What you should do: Can you print the data exactly and leave out each image?
++++ Input ++++
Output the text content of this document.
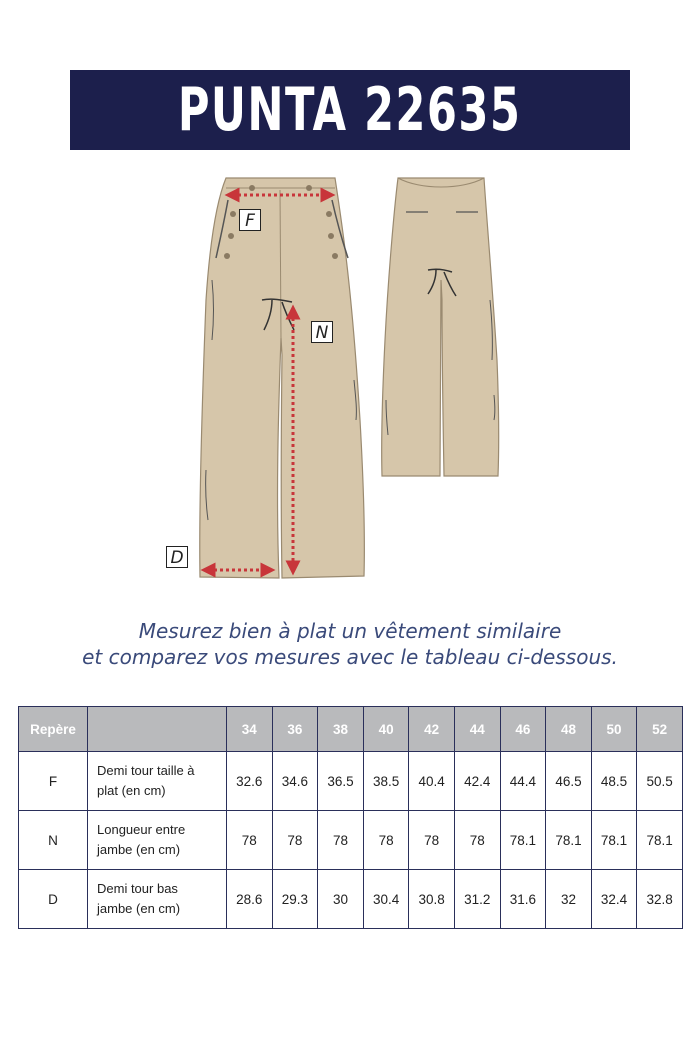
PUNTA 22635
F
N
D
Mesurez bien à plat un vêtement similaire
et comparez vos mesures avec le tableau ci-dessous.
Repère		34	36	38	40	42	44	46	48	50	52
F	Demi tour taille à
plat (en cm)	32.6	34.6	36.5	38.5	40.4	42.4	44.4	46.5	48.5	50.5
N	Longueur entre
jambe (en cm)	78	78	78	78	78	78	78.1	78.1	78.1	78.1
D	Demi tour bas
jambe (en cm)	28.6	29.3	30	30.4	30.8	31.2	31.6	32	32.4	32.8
++++
Exercise response:
Output the text content of this document.
PUNTA 22635
F
N
D
Mesurez bien à plat un vêtement similaire
et comparez vos mesures avec le tableau ci-dessous.
Repère		34	36	38	40	42	44	46	48	50	52
F	Demi tour taille à
plat (en cm)	32.6	34.6	36.5	38.5	40.4	42.4	44.4	46.5	48.5	50.5
N	Longueur entre
jambe (en cm)	78	78	78	78	78	78	78.1	78.1	78.1	78.1
D	Demi tour bas
jambe (en cm)	28.6	29.3	30	30.4	30.8	31.2	31.6	32	32.4	32.8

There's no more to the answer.